◆ Data records ◆
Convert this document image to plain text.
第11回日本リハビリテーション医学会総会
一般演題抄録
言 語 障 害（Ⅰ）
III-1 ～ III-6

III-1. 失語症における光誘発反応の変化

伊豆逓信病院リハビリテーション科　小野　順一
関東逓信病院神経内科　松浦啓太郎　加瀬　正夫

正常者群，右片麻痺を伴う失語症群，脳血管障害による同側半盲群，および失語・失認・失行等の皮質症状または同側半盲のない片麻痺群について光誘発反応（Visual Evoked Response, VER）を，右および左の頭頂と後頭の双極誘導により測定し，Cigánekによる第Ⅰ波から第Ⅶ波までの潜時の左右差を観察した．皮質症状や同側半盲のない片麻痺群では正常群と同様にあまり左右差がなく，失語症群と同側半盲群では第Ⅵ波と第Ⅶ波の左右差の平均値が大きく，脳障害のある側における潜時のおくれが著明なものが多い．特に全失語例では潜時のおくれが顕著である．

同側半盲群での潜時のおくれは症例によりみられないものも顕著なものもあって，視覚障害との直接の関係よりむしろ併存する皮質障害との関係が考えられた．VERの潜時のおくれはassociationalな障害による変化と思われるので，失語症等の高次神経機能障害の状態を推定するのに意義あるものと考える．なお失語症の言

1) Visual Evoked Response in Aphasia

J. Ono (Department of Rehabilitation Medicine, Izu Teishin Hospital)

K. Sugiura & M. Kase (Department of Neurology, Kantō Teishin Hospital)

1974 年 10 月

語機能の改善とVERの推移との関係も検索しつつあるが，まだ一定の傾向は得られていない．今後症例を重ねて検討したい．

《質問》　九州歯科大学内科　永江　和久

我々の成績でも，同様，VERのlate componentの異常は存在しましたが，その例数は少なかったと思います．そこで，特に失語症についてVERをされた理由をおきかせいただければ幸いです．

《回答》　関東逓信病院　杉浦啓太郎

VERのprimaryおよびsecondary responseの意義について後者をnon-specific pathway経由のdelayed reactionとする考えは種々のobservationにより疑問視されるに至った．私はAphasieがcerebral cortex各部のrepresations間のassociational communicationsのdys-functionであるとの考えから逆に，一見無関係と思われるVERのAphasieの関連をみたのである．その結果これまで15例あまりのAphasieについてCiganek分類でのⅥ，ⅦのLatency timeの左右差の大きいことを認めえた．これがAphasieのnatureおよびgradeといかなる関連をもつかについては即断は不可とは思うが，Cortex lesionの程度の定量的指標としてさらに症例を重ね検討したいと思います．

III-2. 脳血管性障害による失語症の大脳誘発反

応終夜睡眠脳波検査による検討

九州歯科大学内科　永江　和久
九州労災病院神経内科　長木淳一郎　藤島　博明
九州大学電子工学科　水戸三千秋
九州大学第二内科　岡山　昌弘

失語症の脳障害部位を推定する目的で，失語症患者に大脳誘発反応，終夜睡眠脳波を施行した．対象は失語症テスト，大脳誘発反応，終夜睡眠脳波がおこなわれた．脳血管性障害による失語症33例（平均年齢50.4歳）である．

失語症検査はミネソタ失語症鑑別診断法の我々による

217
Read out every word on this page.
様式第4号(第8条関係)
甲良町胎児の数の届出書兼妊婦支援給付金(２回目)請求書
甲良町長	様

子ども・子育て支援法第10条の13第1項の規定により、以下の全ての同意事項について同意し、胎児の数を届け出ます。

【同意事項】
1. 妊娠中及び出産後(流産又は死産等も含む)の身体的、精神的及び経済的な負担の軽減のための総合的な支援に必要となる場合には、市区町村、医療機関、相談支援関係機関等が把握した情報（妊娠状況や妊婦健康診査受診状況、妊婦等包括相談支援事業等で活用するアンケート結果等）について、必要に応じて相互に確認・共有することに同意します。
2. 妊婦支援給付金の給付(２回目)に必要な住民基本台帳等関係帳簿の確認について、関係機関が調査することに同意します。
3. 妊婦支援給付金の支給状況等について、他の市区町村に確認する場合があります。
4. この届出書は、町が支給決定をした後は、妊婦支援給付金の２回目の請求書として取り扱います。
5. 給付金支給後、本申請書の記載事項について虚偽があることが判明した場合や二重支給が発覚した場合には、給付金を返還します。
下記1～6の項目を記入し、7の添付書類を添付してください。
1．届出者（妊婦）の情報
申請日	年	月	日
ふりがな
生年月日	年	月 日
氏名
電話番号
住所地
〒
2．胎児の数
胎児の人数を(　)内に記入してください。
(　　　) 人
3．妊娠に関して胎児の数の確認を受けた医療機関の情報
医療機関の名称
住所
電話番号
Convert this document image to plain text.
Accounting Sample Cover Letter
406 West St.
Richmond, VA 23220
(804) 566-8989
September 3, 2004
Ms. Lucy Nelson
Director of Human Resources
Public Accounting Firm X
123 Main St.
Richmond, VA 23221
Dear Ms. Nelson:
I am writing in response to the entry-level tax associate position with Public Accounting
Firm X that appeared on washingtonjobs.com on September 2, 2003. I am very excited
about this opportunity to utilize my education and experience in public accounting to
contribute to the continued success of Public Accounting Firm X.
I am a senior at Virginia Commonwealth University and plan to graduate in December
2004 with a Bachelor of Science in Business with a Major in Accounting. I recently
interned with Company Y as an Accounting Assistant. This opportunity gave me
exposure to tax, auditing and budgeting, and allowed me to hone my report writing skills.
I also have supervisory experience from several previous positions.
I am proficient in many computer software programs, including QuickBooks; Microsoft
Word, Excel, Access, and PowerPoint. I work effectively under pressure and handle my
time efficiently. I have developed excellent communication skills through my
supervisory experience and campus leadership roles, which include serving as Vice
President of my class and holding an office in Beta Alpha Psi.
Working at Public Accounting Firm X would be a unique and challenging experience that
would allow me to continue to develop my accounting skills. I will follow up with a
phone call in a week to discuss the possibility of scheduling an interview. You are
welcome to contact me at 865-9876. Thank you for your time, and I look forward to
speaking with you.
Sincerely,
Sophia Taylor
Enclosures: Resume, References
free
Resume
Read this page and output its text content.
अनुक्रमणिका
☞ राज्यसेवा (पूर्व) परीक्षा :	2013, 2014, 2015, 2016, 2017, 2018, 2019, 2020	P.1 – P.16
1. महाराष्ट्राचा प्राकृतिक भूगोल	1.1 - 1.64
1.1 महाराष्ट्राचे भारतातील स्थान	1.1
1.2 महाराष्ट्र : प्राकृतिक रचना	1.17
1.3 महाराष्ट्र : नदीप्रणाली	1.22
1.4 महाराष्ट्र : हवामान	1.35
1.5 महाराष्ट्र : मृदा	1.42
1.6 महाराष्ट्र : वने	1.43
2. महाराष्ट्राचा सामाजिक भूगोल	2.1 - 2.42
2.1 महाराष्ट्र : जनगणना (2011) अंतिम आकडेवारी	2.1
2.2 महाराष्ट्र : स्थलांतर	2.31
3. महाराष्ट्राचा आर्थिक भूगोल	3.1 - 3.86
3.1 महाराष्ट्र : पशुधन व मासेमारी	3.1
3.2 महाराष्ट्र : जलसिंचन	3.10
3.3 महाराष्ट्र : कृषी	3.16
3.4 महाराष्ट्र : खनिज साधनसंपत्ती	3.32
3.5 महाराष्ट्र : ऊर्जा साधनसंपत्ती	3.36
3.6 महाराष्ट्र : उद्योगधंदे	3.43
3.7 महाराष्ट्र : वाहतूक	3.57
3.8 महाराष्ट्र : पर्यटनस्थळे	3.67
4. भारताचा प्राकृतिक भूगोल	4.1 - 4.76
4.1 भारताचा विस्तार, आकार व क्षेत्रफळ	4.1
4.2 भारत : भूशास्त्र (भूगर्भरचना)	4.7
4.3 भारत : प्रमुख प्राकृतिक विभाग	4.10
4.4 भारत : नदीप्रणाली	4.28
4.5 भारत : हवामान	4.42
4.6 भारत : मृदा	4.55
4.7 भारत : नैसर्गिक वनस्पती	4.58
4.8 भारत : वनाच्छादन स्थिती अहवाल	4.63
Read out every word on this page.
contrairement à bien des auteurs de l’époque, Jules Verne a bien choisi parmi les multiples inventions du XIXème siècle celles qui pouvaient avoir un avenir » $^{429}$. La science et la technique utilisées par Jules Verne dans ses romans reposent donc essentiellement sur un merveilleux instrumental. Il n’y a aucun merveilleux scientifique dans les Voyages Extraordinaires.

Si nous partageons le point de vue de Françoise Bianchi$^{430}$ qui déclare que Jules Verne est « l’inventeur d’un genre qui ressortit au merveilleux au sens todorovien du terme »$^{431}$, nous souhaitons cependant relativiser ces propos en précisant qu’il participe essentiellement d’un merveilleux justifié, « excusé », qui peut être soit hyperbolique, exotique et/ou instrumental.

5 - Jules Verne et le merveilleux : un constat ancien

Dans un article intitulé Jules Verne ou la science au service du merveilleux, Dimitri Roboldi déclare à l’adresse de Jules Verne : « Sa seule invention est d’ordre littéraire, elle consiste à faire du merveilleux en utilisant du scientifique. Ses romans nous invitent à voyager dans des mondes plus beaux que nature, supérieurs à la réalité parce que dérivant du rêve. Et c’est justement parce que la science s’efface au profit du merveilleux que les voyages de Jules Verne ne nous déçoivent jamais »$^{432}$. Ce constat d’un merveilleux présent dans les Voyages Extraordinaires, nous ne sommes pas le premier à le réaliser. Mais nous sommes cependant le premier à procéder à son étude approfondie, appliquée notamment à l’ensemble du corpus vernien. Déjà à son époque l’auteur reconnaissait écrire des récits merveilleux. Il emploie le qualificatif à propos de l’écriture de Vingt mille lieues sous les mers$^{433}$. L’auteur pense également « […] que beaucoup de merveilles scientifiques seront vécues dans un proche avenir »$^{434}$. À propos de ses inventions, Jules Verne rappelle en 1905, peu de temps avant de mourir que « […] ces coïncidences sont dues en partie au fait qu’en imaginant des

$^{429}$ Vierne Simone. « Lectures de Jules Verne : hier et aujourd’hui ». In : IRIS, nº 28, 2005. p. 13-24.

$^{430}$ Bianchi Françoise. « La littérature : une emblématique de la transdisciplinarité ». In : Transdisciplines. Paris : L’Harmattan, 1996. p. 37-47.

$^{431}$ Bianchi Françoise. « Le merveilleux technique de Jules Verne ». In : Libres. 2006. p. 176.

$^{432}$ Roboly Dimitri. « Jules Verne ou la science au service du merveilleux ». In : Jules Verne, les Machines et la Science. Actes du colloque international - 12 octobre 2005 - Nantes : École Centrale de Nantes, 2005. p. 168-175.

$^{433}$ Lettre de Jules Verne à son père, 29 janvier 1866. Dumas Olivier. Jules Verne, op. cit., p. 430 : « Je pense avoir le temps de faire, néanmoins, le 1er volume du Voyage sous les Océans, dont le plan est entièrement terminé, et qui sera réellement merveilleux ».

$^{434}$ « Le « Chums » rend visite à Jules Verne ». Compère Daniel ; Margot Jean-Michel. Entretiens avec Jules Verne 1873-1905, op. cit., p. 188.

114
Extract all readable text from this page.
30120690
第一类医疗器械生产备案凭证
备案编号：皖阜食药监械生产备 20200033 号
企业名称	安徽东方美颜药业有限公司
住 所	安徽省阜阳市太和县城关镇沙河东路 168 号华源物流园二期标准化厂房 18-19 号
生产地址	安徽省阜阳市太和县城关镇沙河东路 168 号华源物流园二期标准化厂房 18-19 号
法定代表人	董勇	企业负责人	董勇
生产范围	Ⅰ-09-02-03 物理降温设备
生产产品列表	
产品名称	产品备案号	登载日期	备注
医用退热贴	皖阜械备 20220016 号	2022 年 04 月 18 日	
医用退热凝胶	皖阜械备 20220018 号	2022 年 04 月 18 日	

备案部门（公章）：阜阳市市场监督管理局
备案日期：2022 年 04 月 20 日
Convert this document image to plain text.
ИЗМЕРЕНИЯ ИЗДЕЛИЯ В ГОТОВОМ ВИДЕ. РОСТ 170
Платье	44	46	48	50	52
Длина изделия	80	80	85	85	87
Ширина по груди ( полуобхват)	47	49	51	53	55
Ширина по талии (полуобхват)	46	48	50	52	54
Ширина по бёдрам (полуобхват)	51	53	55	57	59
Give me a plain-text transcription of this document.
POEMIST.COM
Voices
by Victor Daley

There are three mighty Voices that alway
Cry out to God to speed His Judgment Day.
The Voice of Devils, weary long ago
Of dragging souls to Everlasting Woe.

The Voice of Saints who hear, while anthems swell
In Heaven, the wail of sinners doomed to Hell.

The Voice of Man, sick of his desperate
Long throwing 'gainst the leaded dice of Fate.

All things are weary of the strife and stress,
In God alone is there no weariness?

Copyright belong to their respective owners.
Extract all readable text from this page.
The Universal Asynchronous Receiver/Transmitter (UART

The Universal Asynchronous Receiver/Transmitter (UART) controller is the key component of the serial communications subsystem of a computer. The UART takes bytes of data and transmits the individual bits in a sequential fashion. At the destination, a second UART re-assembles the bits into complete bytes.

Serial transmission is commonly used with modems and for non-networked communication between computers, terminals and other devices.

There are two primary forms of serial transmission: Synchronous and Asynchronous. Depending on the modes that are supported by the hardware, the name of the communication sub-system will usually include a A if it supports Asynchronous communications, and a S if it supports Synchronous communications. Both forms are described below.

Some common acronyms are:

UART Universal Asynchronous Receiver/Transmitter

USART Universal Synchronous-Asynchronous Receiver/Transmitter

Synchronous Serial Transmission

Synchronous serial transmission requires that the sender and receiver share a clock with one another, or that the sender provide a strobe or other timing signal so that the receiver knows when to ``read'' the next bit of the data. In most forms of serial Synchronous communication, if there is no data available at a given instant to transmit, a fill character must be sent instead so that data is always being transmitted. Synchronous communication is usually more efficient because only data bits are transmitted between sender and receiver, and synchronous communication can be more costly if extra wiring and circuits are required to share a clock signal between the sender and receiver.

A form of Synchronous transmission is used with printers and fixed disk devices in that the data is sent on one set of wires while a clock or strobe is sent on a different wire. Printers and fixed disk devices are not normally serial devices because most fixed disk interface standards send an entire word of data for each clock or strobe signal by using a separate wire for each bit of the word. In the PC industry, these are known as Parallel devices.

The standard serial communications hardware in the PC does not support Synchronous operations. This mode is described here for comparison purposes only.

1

◆ Task objective ◆
Collect each line holding the string "安徽省阜阳市太和县城关镇沙河东路".

◆ Answer to this problem ◆
住 所	安徽省阜阳市太和县城关镇沙河东路 168 号华源物流园二期标准化厂房 18-19 号
生产地址	安徽省阜阳市太和县城关镇沙河东路 168 号华源物流园二期标准化厂房 18-19 号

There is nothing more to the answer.